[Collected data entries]

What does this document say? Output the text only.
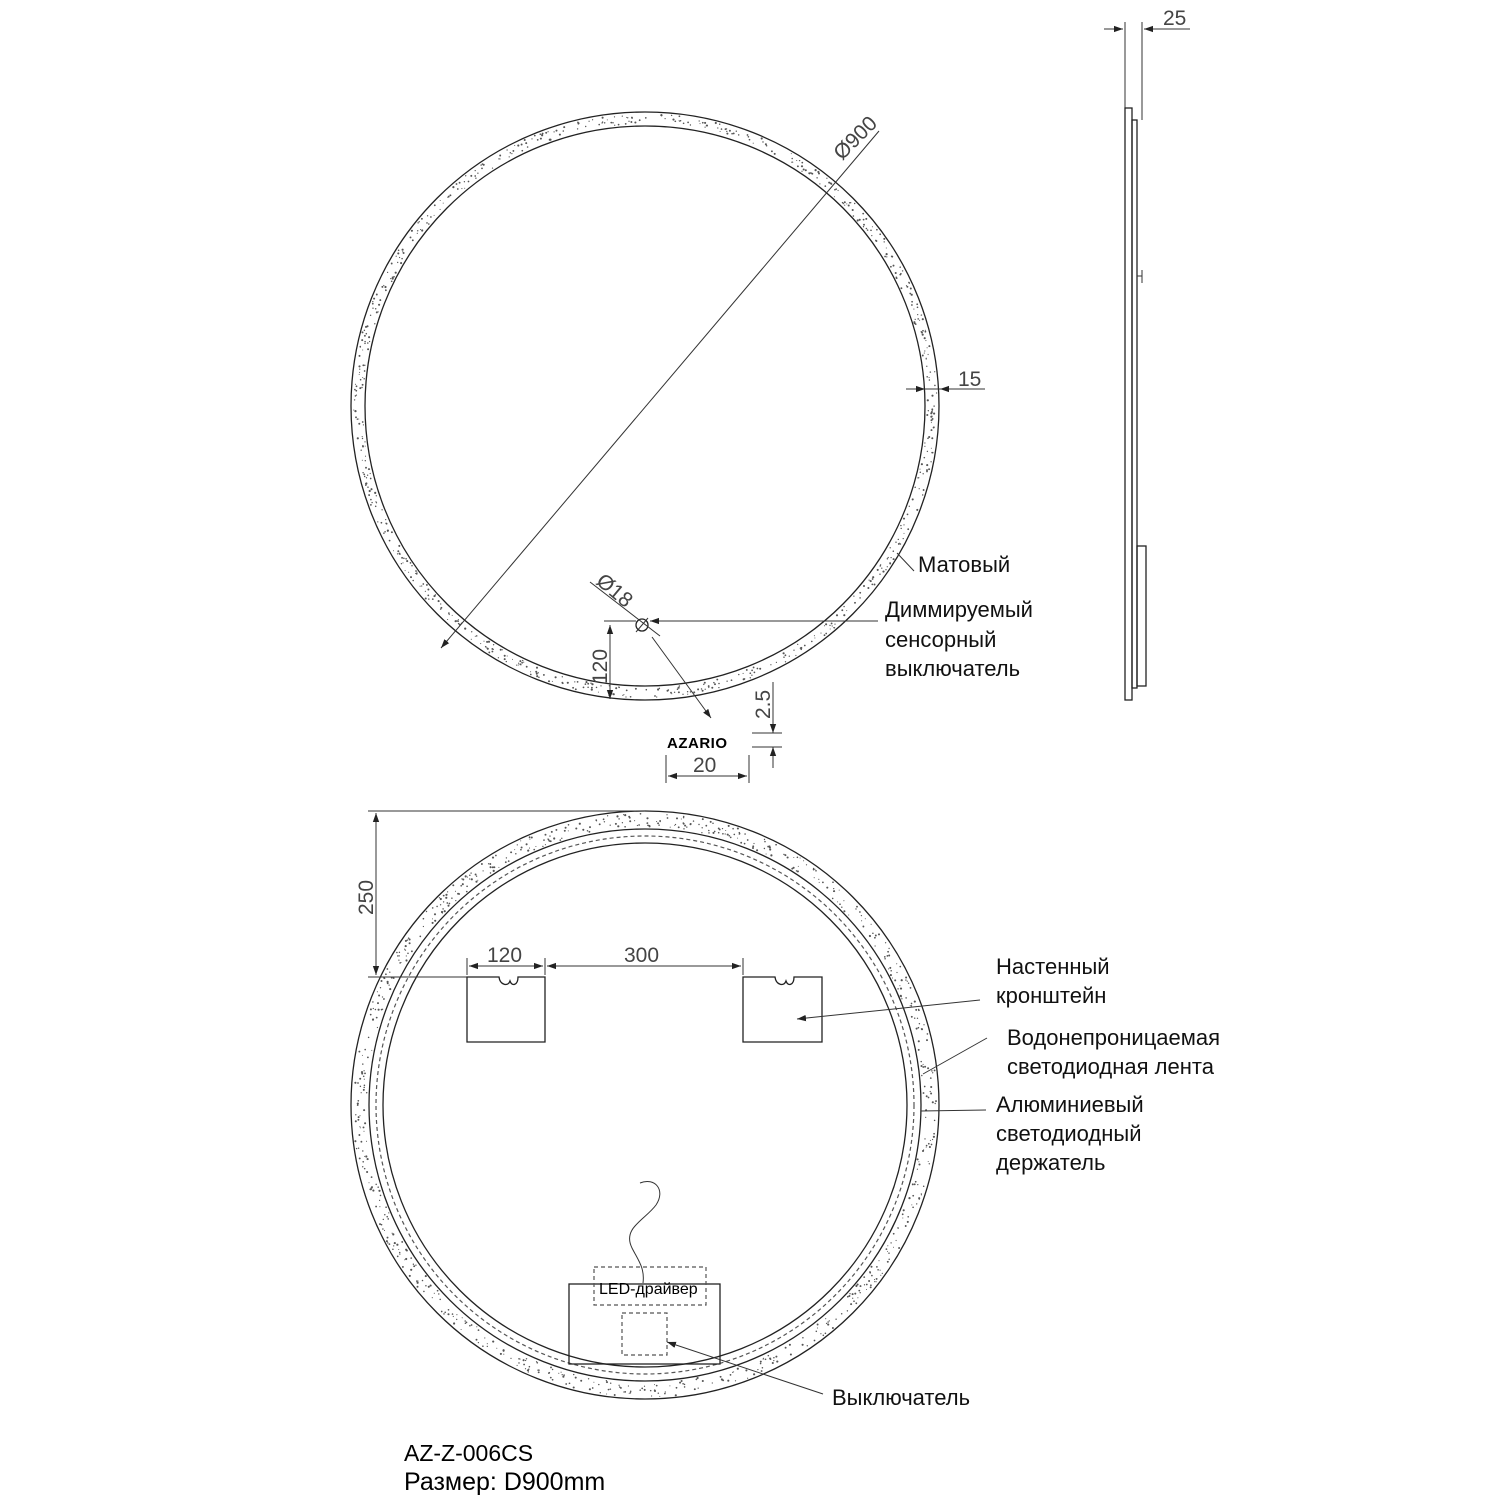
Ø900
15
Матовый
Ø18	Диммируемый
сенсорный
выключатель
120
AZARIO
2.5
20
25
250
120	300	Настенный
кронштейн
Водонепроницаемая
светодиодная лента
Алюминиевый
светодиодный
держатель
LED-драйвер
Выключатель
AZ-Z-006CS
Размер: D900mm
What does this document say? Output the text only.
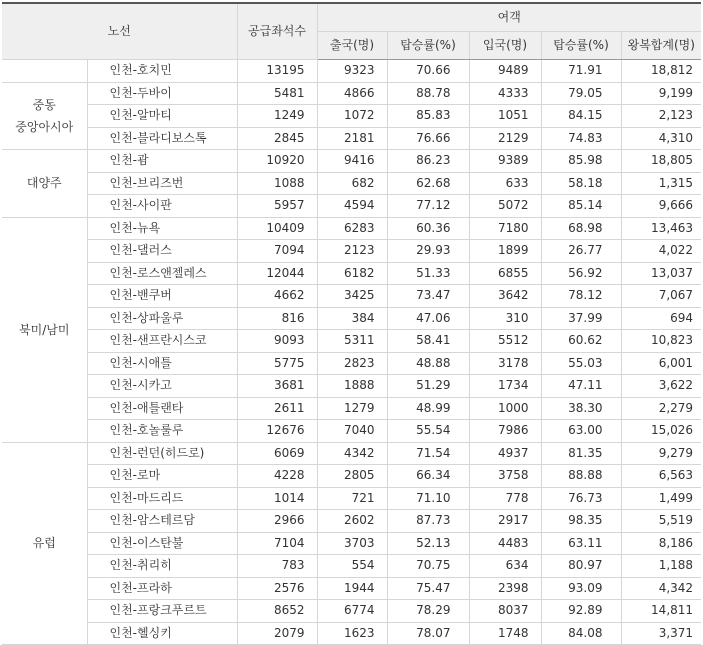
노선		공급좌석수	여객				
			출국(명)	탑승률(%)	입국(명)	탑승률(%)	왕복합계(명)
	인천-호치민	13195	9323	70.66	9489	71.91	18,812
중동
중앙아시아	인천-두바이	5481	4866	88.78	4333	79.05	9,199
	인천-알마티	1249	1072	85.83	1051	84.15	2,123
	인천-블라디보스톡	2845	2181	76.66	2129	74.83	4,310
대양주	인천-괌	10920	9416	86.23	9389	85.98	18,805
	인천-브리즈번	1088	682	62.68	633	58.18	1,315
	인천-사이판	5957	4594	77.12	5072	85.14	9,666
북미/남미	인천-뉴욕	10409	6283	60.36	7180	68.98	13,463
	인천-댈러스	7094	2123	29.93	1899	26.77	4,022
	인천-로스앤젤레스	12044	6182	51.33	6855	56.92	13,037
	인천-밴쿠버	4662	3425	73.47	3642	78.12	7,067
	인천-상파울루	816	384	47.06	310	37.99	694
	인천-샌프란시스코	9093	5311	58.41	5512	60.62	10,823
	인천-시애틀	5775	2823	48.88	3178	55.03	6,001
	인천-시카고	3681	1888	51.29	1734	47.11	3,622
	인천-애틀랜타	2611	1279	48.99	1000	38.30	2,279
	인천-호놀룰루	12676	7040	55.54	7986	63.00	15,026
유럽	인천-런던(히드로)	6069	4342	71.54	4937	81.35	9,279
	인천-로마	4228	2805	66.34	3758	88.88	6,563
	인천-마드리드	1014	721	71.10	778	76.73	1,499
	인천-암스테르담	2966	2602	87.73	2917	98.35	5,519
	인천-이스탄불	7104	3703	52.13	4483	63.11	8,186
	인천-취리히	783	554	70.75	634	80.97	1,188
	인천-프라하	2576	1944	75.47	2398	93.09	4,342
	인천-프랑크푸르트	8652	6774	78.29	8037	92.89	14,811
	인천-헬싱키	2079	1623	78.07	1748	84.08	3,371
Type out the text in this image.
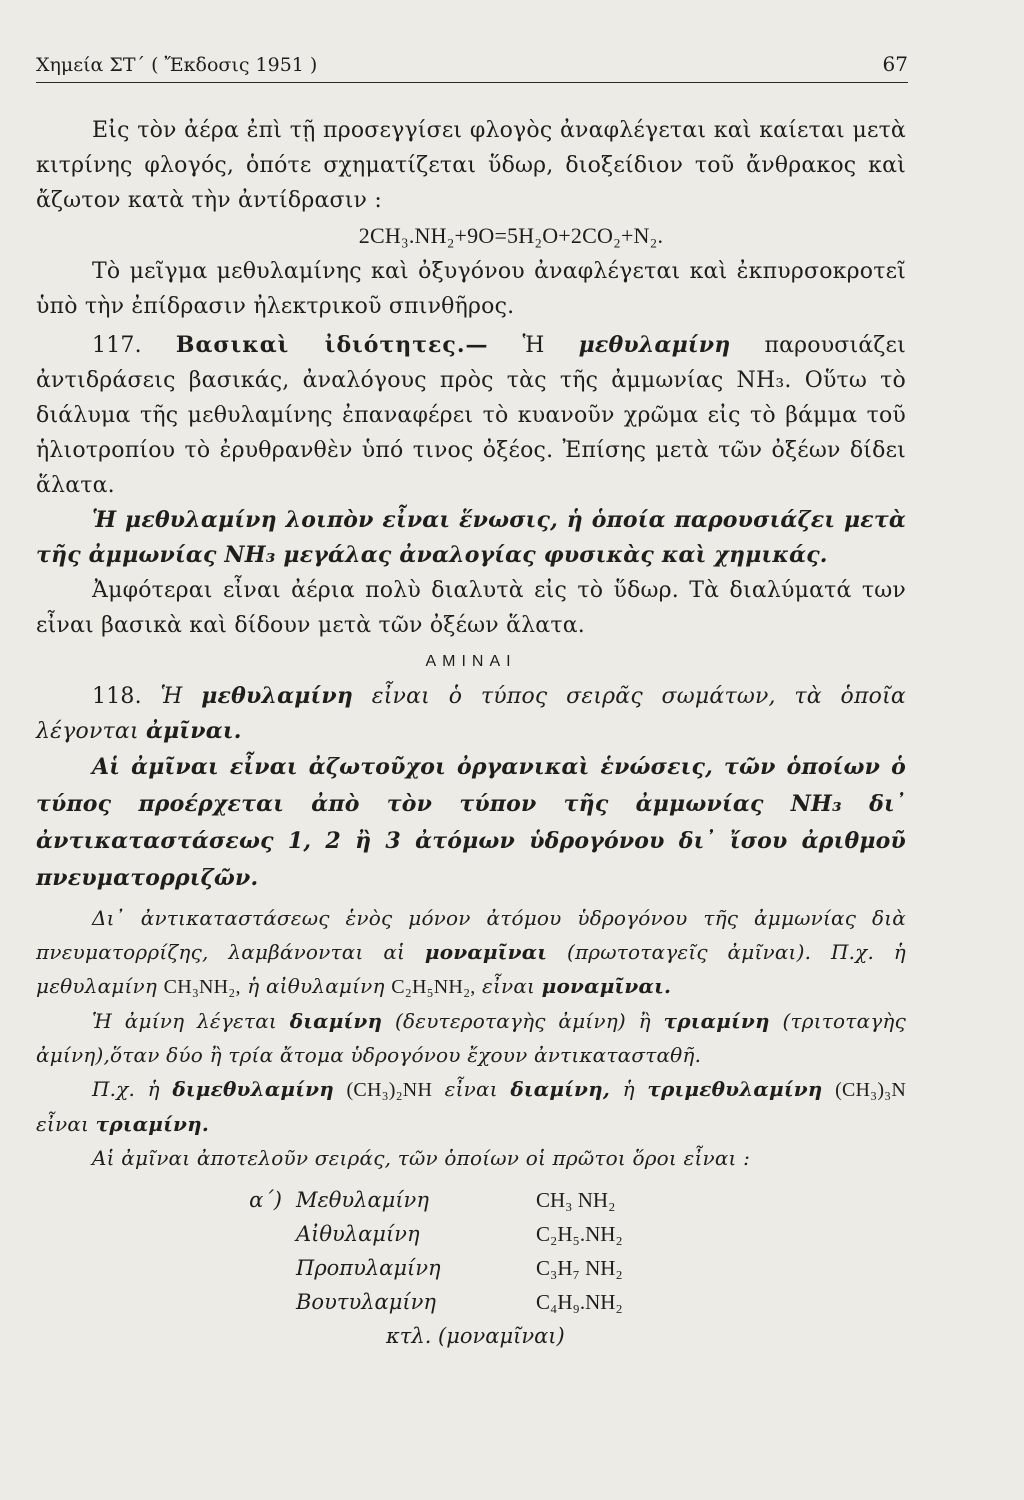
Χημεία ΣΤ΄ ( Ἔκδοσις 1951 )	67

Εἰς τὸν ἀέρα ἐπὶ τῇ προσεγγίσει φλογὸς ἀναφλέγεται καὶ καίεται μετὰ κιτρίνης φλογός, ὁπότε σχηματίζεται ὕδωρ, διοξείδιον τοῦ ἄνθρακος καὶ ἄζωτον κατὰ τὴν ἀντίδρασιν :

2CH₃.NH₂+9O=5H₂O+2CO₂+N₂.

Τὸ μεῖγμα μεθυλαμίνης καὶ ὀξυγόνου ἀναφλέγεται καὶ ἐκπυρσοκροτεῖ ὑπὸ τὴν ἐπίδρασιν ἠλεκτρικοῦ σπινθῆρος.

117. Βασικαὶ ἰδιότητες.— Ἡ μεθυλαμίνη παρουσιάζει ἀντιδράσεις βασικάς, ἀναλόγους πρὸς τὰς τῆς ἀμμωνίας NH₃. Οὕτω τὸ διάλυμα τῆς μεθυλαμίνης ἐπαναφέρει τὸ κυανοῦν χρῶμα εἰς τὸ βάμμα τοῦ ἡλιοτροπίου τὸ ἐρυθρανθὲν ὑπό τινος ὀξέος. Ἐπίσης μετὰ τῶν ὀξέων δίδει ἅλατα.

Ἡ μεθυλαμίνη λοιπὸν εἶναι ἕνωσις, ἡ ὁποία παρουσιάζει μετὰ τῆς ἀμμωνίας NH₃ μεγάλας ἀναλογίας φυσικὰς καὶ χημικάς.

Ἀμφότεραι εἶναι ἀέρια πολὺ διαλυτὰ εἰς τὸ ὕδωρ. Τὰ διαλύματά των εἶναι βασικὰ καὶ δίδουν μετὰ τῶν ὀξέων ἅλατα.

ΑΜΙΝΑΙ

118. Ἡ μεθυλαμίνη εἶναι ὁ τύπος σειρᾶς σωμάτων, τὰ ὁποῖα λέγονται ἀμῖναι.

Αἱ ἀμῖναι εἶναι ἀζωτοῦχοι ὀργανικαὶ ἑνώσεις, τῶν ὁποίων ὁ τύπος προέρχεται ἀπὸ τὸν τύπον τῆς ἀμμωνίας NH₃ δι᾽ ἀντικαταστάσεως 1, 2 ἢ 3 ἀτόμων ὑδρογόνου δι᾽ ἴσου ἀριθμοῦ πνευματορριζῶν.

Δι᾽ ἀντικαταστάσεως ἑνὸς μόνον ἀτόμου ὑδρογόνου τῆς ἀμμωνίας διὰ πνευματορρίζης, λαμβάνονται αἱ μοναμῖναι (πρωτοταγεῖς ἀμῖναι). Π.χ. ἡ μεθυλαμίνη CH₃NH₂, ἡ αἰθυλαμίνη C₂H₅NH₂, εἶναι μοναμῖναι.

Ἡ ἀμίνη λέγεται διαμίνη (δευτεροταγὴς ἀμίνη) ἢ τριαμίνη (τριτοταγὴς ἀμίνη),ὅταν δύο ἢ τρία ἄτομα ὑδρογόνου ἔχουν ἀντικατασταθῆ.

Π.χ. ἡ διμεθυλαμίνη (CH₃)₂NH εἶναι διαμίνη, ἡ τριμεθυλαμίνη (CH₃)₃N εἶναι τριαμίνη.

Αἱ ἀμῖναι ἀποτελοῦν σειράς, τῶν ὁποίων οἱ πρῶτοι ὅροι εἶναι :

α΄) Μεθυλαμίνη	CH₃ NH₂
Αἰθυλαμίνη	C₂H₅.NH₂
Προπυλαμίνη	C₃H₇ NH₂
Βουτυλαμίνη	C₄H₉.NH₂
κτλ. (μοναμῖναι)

* [WHAT THIS TASK INVOLVES] Each record above should come back exactly the same, only without its pictures.

* [TASK ANSWER]
What does this document say? Output the text only.
Ø900
15
Матовый
Ø18	Диммируемый
сенсорный
выключатель
120
AZARIO
2.5
20
25
250
120	300	Настенный
кронштейн
Водонепроницаемая
светодиодная лента
Алюминиевый
светодиодный
держатель
LED-драйвер
Выключатель
AZ-Z-006CS
Размер: D900mm
What does this document say? Output the text only.
노선		공급좌석수	여객				
			출국(명)	탑승률(%)	입국(명)	탑승률(%)	왕복합계(명)
	인천-호치민	13195	9323	70.66	9489	71.91	18,812
중동
중앙아시아	인천-두바이	5481	4866	88.78	4333	79.05	9,199
	인천-알마티	1249	1072	85.83	1051	84.15	2,123
	인천-블라디보스톡	2845	2181	76.66	2129	74.83	4,310
대양주	인천-괌	10920	9416	86.23	9389	85.98	18,805
	인천-브리즈번	1088	682	62.68	633	58.18	1,315
	인천-사이판	5957	4594	77.12	5072	85.14	9,666
북미/남미	인천-뉴욕	10409	6283	60.36	7180	68.98	13,463
	인천-댈러스	7094	2123	29.93	1899	26.77	4,022
	인천-로스앤젤레스	12044	6182	51.33	6855	56.92	13,037
	인천-밴쿠버	4662	3425	73.47	3642	78.12	7,067
	인천-상파울루	816	384	47.06	310	37.99	694
	인천-샌프란시스코	9093	5311	58.41	5512	60.62	10,823
	인천-시애틀	5775	2823	48.88	3178	55.03	6,001
	인천-시카고	3681	1888	51.29	1734	47.11	3,622
	인천-애틀랜타	2611	1279	48.99	1000	38.30	2,279
	인천-호놀룰루	12676	7040	55.54	7986	63.00	15,026
유럽	인천-런던(히드로)	6069	4342	71.54	4937	81.35	9,279
	인천-로마	4228	2805	66.34	3758	88.88	6,563
	인천-마드리드	1014	721	71.10	778	76.73	1,499
	인천-암스테르담	2966	2602	87.73	2917	98.35	5,519
	인천-이스탄불	7104	3703	52.13	4483	63.11	8,186
	인천-취리히	783	554	70.75	634	80.97	1,188
	인천-프라하	2576	1944	75.47	2398	93.09	4,342
	인천-프랑크푸르트	8652	6774	78.29	8037	92.89	14,811
	인천-헬싱키	2079	1623	78.07	1748	84.08	3,371
Type out the text in this image.
Χημεία ΣΤ΄ ( Ἔκδοσις 1951 )	67

Εἰς τὸν ἀέρα ἐπὶ τῇ προσεγγίσει φλογὸς ἀναφλέγεται καὶ καίεται μετὰ κιτρίνης φλογός, ὁπότε σχηματίζεται ὕδωρ, διοξείδιον τοῦ ἄνθρακος καὶ ἄζωτον κατὰ τὴν ἀντίδρασιν :

2CH₃.NH₂+9O=5H₂O+2CO₂+N₂.

Τὸ μεῖγμα μεθυλαμίνης καὶ ὀξυγόνου ἀναφλέγεται καὶ ἐκπυρσοκροτεῖ ὑπὸ τὴν ἐπίδρασιν ἠλεκτρικοῦ σπινθῆρος.

117. Βασικαὶ ἰδιότητες.— Ἡ μεθυλαμίνη παρουσιάζει ἀντιδράσεις βασικάς, ἀναλόγους πρὸς τὰς τῆς ἀμμωνίας NH₃. Οὕτω τὸ διάλυμα τῆς μεθυλαμίνης ἐπαναφέρει τὸ κυανοῦν χρῶμα εἰς τὸ βάμμα τοῦ ἡλιοτροπίου τὸ ἐρυθρανθὲν ὑπό τινος ὀξέος. Ἐπίσης μετὰ τῶν ὀξέων δίδει ἅλατα.

Ἡ μεθυλαμίνη λοιπὸν εἶναι ἕνωσις, ἡ ὁποία παρουσιάζει μετὰ τῆς ἀμμωνίας NH₃ μεγάλας ἀναλογίας φυσικὰς καὶ χημικάς.

Ἀμφότεραι εἶναι ἀέρια πολὺ διαλυτὰ εἰς τὸ ὕδωρ. Τὰ διαλύματά των εἶναι βασικὰ καὶ δίδουν μετὰ τῶν ὀξέων ἅλατα.

ΑΜΙΝΑΙ

118. Ἡ μεθυλαμίνη εἶναι ὁ τύπος σειρᾶς σωμάτων, τὰ ὁποῖα λέγονται ἀμῖναι.

Αἱ ἀμῖναι εἶναι ἀζωτοῦχοι ὀργανικαὶ ἑνώσεις, τῶν ὁποίων ὁ τύπος προέρχεται ἀπὸ τὸν τύπον τῆς ἀμμωνίας NH₃ δι᾽ ἀντικαταστάσεως 1, 2 ἢ 3 ἀτόμων ὑδρογόνου δι᾽ ἴσου ἀριθμοῦ πνευματορριζῶν.

Δι᾽ ἀντικαταστάσεως ἑνὸς μόνον ἀτόμου ὑδρογόνου τῆς ἀμμωνίας διὰ πνευματορρίζης, λαμβάνονται αἱ μοναμῖναι (πρωτοταγεῖς ἀμῖναι). Π.χ. ἡ μεθυλαμίνη CH₃NH₂, ἡ αἰθυλαμίνη C₂H₅NH₂, εἶναι μοναμῖναι.

Ἡ ἀμίνη λέγεται διαμίνη (δευτεροταγὴς ἀμίνη) ἢ τριαμίνη (τριτοταγὴς ἀμίνη),ὅταν δύο ἢ τρία ἄτομα ὑδρογόνου ἔχουν ἀντικατασταθῆ.

Π.χ. ἡ διμεθυλαμίνη (CH₃)₂NH εἶναι διαμίνη, ἡ τριμεθυλαμίνη (CH₃)₃N εἶναι τριαμίνη.

Αἱ ἀμῖναι ἀποτελοῦν σειράς, τῶν ὁποίων οἱ πρῶτοι ὅροι εἶναι :

α΄) Μεθυλαμίνη	CH₃ NH₂
Αἰθυλαμίνη	C₂H₅.NH₂
Προπυλαμίνη	C₃H₇ NH₂
Βουτυλαμίνη	C₄H₉.NH₂
κτλ. (μοναμῖναι)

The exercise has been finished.